---------- Records for the task

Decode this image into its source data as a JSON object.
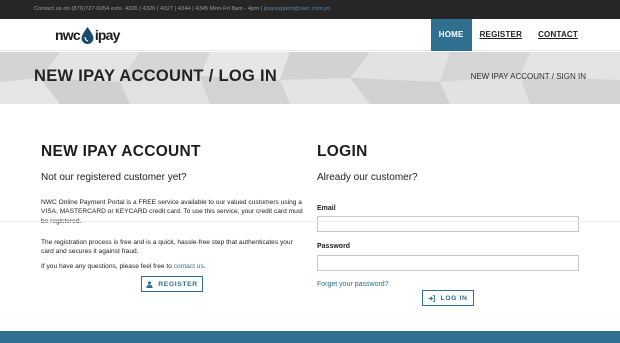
{
  "topbar": {
    "contact_text": "Contact us on (876)727-6054 exts. 4326 | 4326 | 4327 | 4344 | 4345 Mon-Fri 8am - 4pm | ",
    "email": "ipaysupport@nwc.com.jm"
  },
  "logo": {
    "left_text": "nwc",
    "right_text": "ipay"
  },
  "nav": {
    "items": [
      "HOME",
      "REGISTER",
      "CONTACT"
    ]
  },
  "banner": {
    "title": "NEW IPAY ACCOUNT / LOG IN",
    "breadcrumb": [
      "NEW IPAY ACCOUNT",
      "SIGN IN"
    ],
    "breadcrumb_sep": " / "
  },
  "register": {
    "title": "NEW IPAY ACCOUNT",
    "subtitle": "Not our registered customer yet?",
    "para1": "NWC Online Payment Portal is a FREE service available to our valued customers using a VISA, MASTERCARD or KEYCARD credit card. To use this service, your credit card must be registered.",
    "para2": "The registration process is free and is a quick, hassle-free step that authenticates your card and secures it against fraud.",
    "para3_prefix": "If you have any questions, please feel free to ",
    "para3_link": "contact us",
    "para3_suffix": ".",
    "button_label": "REGISTER"
  },
  "login": {
    "title": "LOGIN",
    "subtitle": "Already our customer?",
    "email_label": "Email",
    "email_value": "",
    "password_label": "Password",
    "password_value": "",
    "forgot_link": "Forget your password?",
    "button_label": "LOG IN"
  },
  "colors": {
    "accent": "#2f6f8f",
    "topbar_bg": "#262626",
    "banner_bg": "#dcdcdc"
  }
}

--------------------

Problem to solve:
Extract the entries in full, exactly as they are, minus the pictures.

Reply:
Decode this image into its source data as a JSON object.
{
  "topbar": {
    "contact_text": "Contact us on (876)727-6054 exts. 4326 | 4326 | 4327 | 4344 | 4345 Mon-Fri 8am - 4pm | ",
    "email": "ipaysupport@nwc.com.jm"
  },
  "logo": {
    "left_text": "nwc",
    "right_text": "ipay"
  },
  "nav": {
    "items": [
      "HOME",
      "REGISTER",
      "CONTACT"
    ]
  },
  "banner": {
    "title": "NEW IPAY ACCOUNT / LOG IN",
    "breadcrumb": [
      "NEW IPAY ACCOUNT",
      "SIGN IN"
    ],
    "breadcrumb_sep": " / "
  },
  "register": {
    "title": "NEW IPAY ACCOUNT",
    "subtitle": "Not our registered customer yet?",
    "para1": "NWC Online Payment Portal is a FREE service available to our valued customers using a VISA, MASTERCARD or KEYCARD credit card. To use this service, your credit card must be registered.",
    "para2": "The registration process is free and is a quick, hassle-free step that authenticates your card and secures it against fraud.",
    "para3_prefix": "If you have any questions, please feel free to ",
    "para3_link": "contact us",
    "para3_suffix": ".",
    "button_label": "REGISTER"
  },
  "login": {
    "title": "LOGIN",
    "subtitle": "Already our customer?",
    "email_label": "Email",
    "email_value": "",
    "password_label": "Password",
    "password_value": "",
    "forgot_link": "Forget your password?",
    "button_label": "LOG IN"
  },
  "colors": {
    "accent": "#2f6f8f",
    "topbar_bg": "#262626",
    "banner_bg": "#dcdcdc"
  }
}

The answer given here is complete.